### Aim of the task
Reproduce every entry below precisely; do not include the pictures.

**********

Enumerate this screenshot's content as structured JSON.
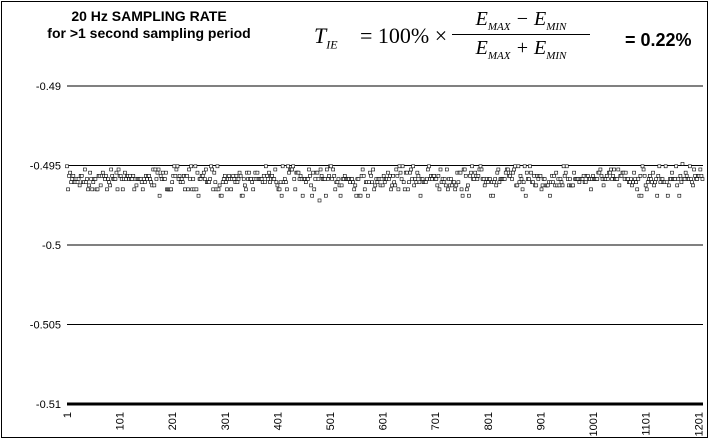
{
  "header": {
    "title_line1": "20 Hz SAMPLING RATE",
    "title_line2": "for >1 second sampling period",
    "formula": {
      "lhs": "T",
      "lhs_sub": "IE",
      "equals": "= 100% ×",
      "num_a": "E",
      "num_a_sub": "MAX",
      "num_op": "−",
      "num_b": "E",
      "num_b_sub": "MIN",
      "den_a": "E",
      "den_a_sub": "MAX",
      "den_op": "+",
      "den_b": "E",
      "den_b_sub": "MIN"
    },
    "result": "= 0.22%"
  },
  "chart_data": {
    "type": "scatter",
    "title": "20 Hz SAMPLING RATE for >1 second sampling period",
    "xlabel": "",
    "ylabel": "",
    "x_range": [
      1,
      1210
    ],
    "x_ticks": [
      "1",
      "101",
      "201",
      "301",
      "401",
      "501",
      "601",
      "701",
      "801",
      "901",
      "1001",
      "1101",
      "1201"
    ],
    "y_range": [
      -0.51,
      -0.49
    ],
    "y_ticks": [
      "-0.49",
      "-0.495",
      "-0.5",
      "-0.505",
      "-0.51"
    ],
    "grid": "horizontal",
    "marker_color": "#000000",
    "series": [
      {
        "points_approx": 1210,
        "y_min": -0.4972,
        "y_max": -0.4949,
        "y_levels": [
          -0.49505,
          -0.49525,
          -0.49545,
          -0.49565,
          -0.49585,
          -0.49605,
          -0.49625,
          -0.4965,
          -0.4969
        ]
      }
    ]
  }
}
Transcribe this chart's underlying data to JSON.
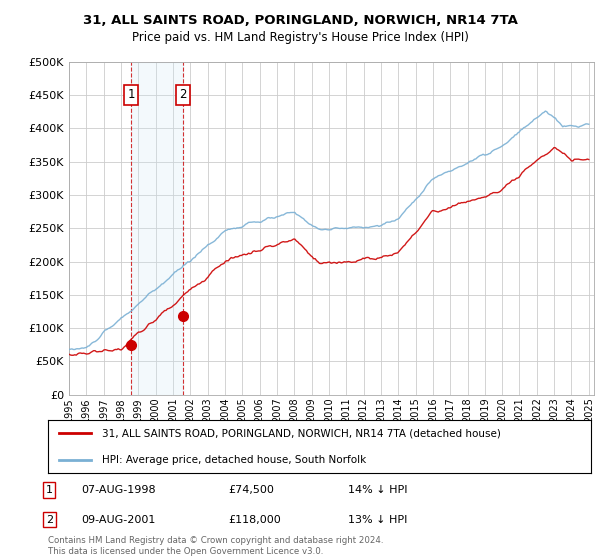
{
  "title": "31, ALL SAINTS ROAD, PORINGLAND, NORWICH, NR14 7TA",
  "subtitle": "Price paid vs. HM Land Registry's House Price Index (HPI)",
  "ylim": [
    0,
    500000
  ],
  "yticks": [
    0,
    50000,
    100000,
    150000,
    200000,
    250000,
    300000,
    350000,
    400000,
    450000,
    500000
  ],
  "ytick_labels": [
    "£0",
    "£50K",
    "£100K",
    "£150K",
    "£200K",
    "£250K",
    "£300K",
    "£350K",
    "£400K",
    "£450K",
    "£500K"
  ],
  "xlim": [
    1995,
    2025
  ],
  "background_color": "#ffffff",
  "grid_color": "#cccccc",
  "sale1": {
    "date": 1998.58,
    "price": 74500,
    "label": "1"
  },
  "sale2": {
    "date": 2001.58,
    "price": 118000,
    "label": "2"
  },
  "legend_line1": "31, ALL SAINTS ROAD, PORINGLAND, NORWICH, NR14 7TA (detached house)",
  "legend_line2": "HPI: Average price, detached house, South Norfolk",
  "table_row1": [
    "1",
    "07-AUG-1998",
    "£74,500",
    "14% ↓ HPI"
  ],
  "table_row2": [
    "2",
    "09-AUG-2001",
    "£118,000",
    "13% ↓ HPI"
  ],
  "footer": "Contains HM Land Registry data © Crown copyright and database right 2024.\nThis data is licensed under the Open Government Licence v3.0.",
  "line_color_red": "#cc0000",
  "line_color_blue": "#7ab0d4",
  "marker_color_red": "#cc0000",
  "sale_box_color": "#cc0000",
  "shaded_color": "#d0e8f5"
}
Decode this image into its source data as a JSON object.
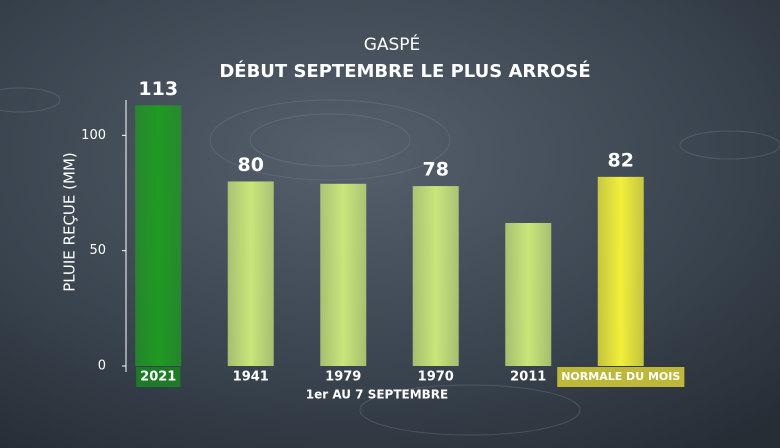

**********

### Solution
Enumerate this screenshot's content as structured JSON.
{
  "header": {
    "title_line1": "20 Hz SAMPLING RATE",
    "title_line2": "for >1 second sampling period",
    "formula": {
      "lhs": "T",
      "lhs_sub": "IE",
      "equals": "= 100% ×",
      "num_a": "E",
      "num_a_sub": "MAX",
      "num_op": "−",
      "num_b": "E",
      "num_b_sub": "MIN",
      "den_a": "E",
      "den_a_sub": "MAX",
      "den_op": "+",
      "den_b": "E",
      "den_b_sub": "MIN"
    },
    "result": "= 0.22%"
  },
  "chart_data": {
    "type": "scatter",
    "title": "20 Hz SAMPLING RATE for >1 second sampling period",
    "xlabel": "",
    "ylabel": "",
    "x_range": [
      1,
      1210
    ],
    "x_ticks": [
      "1",
      "101",
      "201",
      "301",
      "401",
      "501",
      "601",
      "701",
      "801",
      "901",
      "1001",
      "1101",
      "1201"
    ],
    "y_range": [
      -0.51,
      -0.49
    ],
    "y_ticks": [
      "-0.49",
      "-0.495",
      "-0.5",
      "-0.505",
      "-0.51"
    ],
    "grid": "horizontal",
    "marker_color": "#000000",
    "series": [
      {
        "points_approx": 1210,
        "y_min": -0.4972,
        "y_max": -0.4949,
        "y_levels": [
          -0.49505,
          -0.49525,
          -0.49545,
          -0.49565,
          -0.49585,
          -0.49605,
          -0.49625,
          -0.4965,
          -0.4969
        ]
      }
    ]
  }
}
Transcribe this chart's underlying data to JSON.
{
  "title": "31, ALL SAINTS ROAD, PORINGLAND, NORWICH, NR14 7TA",
  "subtitle": "Price paid vs. HM Land Registry's House Price Index (HPI)",
  "ylim": [
    0,
    500000
  ],
  "yticks": [
    0,
    50000,
    100000,
    150000,
    200000,
    250000,
    300000,
    350000,
    400000,
    450000,
    500000
  ],
  "ytick_labels": [
    "£0",
    "£50K",
    "£100K",
    "£150K",
    "£200K",
    "£250K",
    "£300K",
    "£350K",
    "£400K",
    "£450K",
    "£500K"
  ],
  "xlim": [
    1995,
    2025
  ],
  "background_color": "#ffffff",
  "grid_color": "#cccccc",
  "sale1": {
    "date": 1998.58,
    "price": 74500,
    "label": "1"
  },
  "sale2": {
    "date": 2001.58,
    "price": 118000,
    "label": "2"
  },
  "legend_line1": "31, ALL SAINTS ROAD, PORINGLAND, NORWICH, NR14 7TA (detached house)",
  "legend_line2": "HPI: Average price, detached house, South Norfolk",
  "table_row1": [
    "1",
    "07-AUG-1998",
    "£74,500",
    "14% ↓ HPI"
  ],
  "table_row2": [
    "2",
    "09-AUG-2001",
    "£118,000",
    "13% ↓ HPI"
  ],
  "footer": "Contains HM Land Registry data © Crown copyright and database right 2024.\nThis data is licensed under the Open Government Licence v3.0.",
  "line_color_red": "#cc0000",
  "line_color_blue": "#7ab0d4",
  "marker_color_red": "#cc0000",
  "sale_box_color": "#cc0000",
  "shaded_color": "#d0e8f5"
}
Decode this image into its source data as a JSON object.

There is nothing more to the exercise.